Problem to work on ▸
Locate the string "Saint" in the records below. Copy every line where it occurs.

Listing ▸
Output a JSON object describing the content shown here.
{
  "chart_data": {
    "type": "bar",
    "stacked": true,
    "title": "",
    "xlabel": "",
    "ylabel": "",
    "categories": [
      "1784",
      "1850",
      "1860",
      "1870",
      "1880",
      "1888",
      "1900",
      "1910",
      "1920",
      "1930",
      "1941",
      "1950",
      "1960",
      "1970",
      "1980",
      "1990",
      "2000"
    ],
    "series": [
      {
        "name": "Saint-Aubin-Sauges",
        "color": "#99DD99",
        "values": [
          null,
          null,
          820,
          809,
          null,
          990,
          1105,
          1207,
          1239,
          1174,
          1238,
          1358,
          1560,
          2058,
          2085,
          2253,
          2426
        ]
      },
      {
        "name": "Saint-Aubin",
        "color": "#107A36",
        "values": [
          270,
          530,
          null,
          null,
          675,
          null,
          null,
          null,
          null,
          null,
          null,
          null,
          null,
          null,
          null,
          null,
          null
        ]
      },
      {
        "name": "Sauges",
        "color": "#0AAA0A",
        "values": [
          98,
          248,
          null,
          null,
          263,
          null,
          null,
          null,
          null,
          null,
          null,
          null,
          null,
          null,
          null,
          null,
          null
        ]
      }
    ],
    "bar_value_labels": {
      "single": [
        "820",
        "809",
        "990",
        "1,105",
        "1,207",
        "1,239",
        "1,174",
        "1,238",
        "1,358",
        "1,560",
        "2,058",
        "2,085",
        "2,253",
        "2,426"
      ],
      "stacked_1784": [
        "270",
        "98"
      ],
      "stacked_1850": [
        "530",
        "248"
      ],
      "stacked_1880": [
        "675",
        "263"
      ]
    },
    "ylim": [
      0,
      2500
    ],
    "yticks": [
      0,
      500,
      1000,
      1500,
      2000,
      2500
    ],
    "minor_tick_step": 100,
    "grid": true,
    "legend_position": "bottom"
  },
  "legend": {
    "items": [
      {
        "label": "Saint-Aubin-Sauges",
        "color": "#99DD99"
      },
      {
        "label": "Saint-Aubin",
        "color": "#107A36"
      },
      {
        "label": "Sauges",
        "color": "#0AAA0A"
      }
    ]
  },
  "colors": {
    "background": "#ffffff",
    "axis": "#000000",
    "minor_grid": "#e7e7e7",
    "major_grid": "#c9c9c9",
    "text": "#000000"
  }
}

---

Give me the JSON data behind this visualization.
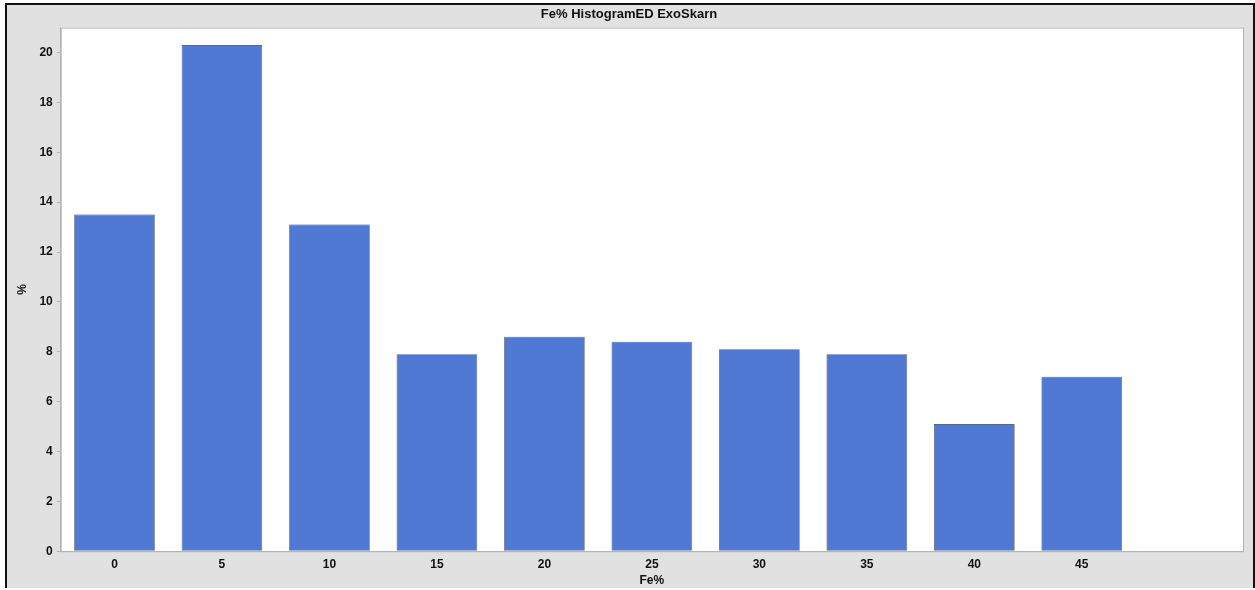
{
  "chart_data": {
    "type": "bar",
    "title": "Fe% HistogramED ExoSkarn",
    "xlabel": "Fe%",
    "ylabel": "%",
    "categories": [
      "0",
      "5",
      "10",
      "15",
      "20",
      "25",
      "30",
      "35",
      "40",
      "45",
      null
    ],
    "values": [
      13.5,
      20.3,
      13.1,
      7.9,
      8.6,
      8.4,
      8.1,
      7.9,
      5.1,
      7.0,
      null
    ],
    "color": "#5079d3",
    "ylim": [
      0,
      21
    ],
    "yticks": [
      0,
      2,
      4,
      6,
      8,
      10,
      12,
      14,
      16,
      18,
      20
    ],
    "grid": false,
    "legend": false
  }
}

Task response ▸
        "name": "Saint-Aubin-Sauges",
        "name": "Saint-Aubin",
        "label": "Saint-Aubin-Sauges",
        "label": "Saint-Aubin",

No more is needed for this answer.